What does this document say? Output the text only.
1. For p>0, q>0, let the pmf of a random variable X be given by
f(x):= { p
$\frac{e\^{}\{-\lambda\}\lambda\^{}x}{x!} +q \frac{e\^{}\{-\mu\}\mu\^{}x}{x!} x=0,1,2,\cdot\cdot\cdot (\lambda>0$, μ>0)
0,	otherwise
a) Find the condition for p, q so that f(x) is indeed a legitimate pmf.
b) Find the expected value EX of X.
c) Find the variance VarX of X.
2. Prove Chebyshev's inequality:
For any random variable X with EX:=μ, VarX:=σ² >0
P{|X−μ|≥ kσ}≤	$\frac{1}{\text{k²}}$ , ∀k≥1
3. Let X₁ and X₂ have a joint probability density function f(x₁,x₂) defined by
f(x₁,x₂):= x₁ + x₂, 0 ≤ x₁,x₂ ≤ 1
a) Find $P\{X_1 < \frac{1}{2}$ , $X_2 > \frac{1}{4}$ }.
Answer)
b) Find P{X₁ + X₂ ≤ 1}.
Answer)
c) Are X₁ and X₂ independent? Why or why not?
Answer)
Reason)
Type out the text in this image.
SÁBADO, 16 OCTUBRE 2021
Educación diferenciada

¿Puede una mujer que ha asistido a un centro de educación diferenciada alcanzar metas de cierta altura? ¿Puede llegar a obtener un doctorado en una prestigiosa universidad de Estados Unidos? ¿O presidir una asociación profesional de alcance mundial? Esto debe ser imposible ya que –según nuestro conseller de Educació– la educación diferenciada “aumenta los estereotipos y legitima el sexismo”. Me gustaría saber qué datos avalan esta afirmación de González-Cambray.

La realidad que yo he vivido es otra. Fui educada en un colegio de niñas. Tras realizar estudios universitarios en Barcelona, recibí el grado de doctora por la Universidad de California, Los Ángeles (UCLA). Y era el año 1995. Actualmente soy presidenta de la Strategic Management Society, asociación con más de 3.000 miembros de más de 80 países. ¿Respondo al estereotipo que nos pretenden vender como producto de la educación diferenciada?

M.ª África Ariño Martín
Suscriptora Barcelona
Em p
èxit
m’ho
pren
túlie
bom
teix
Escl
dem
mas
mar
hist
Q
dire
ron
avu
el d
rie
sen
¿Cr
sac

• **Written problem**: Extract all of the data shown above and repeat it verbatim.

• **Written solution**:
What does this document say? Output the text only.
1. For p>0, q>0, let the pmf of a random variable X be given by
f(x):= { p
$\frac{e\^{}\{-\lambda\}\lambda\^{}x}{x!} +q \frac{e\^{}\{-\mu\}\mu\^{}x}{x!} x=0,1,2,\cdot\cdot\cdot (\lambda>0$, μ>0)
0,	otherwise
a) Find the condition for p, q so that f(x) is indeed a legitimate pmf.
b) Find the expected value EX of X.
c) Find the variance VarX of X.
2. Prove Chebyshev's inequality:
For any random variable X with EX:=μ, VarX:=σ² >0
P{|X−μ|≥ kσ}≤	$\frac{1}{\text{k²}}$ , ∀k≥1
3. Let X₁ and X₂ have a joint probability density function f(x₁,x₂) defined by
f(x₁,x₂):= x₁ + x₂, 0 ≤ x₁,x₂ ≤ 1
a) Find $P\{X_1 < \frac{1}{2}$ , $X_2 > \frac{1}{4}$ }.
Answer)
b) Find P{X₁ + X₂ ≤ 1}.
Answer)
c) Are X₁ and X₂ independent? Why or why not?
Answer)
Reason)
Type out the text in this image.
SÁBADO, 16 OCTUBRE 2021
Educación diferenciada

¿Puede una mujer que ha asistido a un centro de educación diferenciada alcanzar metas de cierta altura? ¿Puede llegar a obtener un doctorado en una prestigiosa universidad de Estados Unidos? ¿O presidir una asociación profesional de alcance mundial? Esto debe ser imposible ya que –según nuestro conseller de Educació– la educación diferenciada “aumenta los estereotipos y legitima el sexismo”. Me gustaría saber qué datos avalan esta afirmación de González-Cambray.

La realidad que yo he vivido es otra. Fui educada en un colegio de niñas. Tras realizar estudios universitarios en Barcelona, recibí el grado de doctora por la Universidad de California, Los Ángeles (UCLA). Y era el año 1995. Actualmente soy presidenta de la Strategic Management Society, asociación con más de 3.000 miembros de más de 80 países. ¿Respondo al estereotipo que nos pretenden vender como producto de la educación diferenciada?

M.ª África Ariño Martín
Suscriptora Barcelona
Em p
èxit
m’ho
pren
túlie
bom
teix
Escl
dem
mas
mar
hist
Q
dire
ron
avu
el d
rie
sen
¿Cr
sac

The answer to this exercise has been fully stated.